(A run of records)
— START —

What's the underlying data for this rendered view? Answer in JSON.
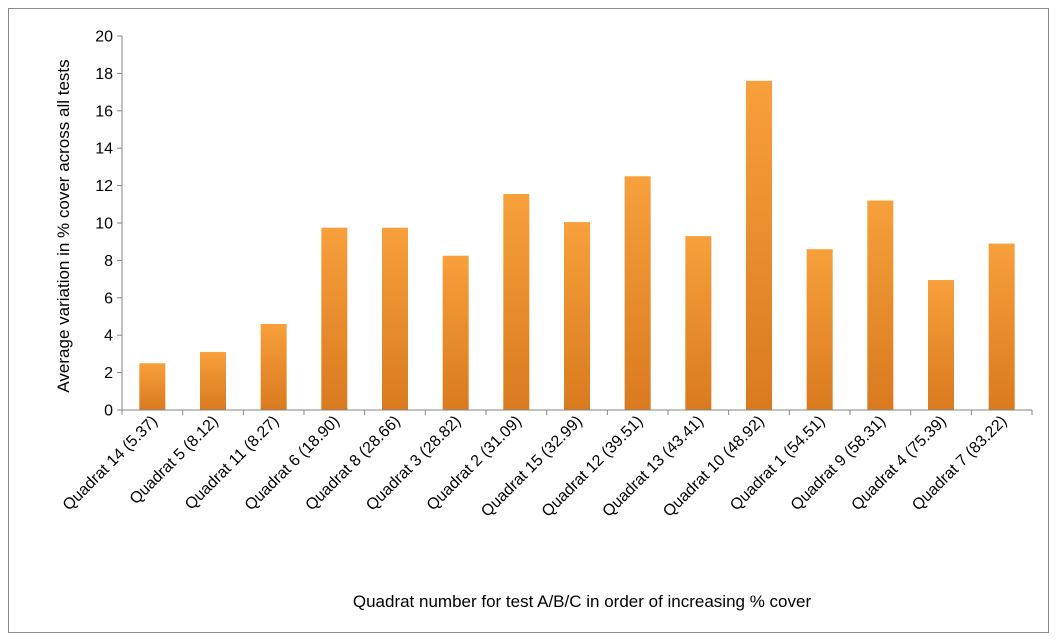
{
  "chart_data": {
    "type": "bar",
    "title": "",
    "xlabel": "Quadrat number for test A/B/C in order of increasing % cover",
    "ylabel": "Average variation in % cover across all tests",
    "ylim": [
      0,
      20
    ],
    "yticks": [
      0,
      2,
      4,
      6,
      8,
      10,
      12,
      14,
      16,
      18,
      20
    ],
    "grid": false,
    "legend": "none",
    "bar_color": "#f28e2b",
    "bar_color_top": "#f7a03c",
    "bar_color_bottom": "#d97a1e",
    "categories": [
      "Quadrat 14 (5.37)",
      "Quadrat 5 (8.12)",
      "Quadrat 11 (8.27)",
      "Quadrat 6 (18.90)",
      "Quadrat 8 (28.66)",
      "Quadrat 3 (28.82)",
      "Quadrat 2 (31.09)",
      "Quadrat 15 (32.99)",
      "Quadrat 12 (39.51)",
      "Quadrat 13 (43.41)",
      "Quadrat 10 (48.92)",
      "Quadrat 1 (54.51)",
      "Quadrat 9 (58.31)",
      "Quadrat 4 (75.39)",
      "Quadrat 7 (83.22)"
    ],
    "values": [
      2.5,
      3.1,
      4.6,
      9.75,
      9.75,
      8.25,
      11.55,
      10.05,
      12.5,
      9.3,
      17.6,
      8.6,
      11.2,
      6.95,
      8.9
    ]
  }
}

— END —

-- WRITTEN PROBLEM --
Each line with the string "cover" in it needs to be found and copied.

-- COMPLETE OUTPUT --
    "xlabel": "Quadrat number for test A/B/C in order of increasing % cover",
    "ylabel": "Average variation in % cover across all tests",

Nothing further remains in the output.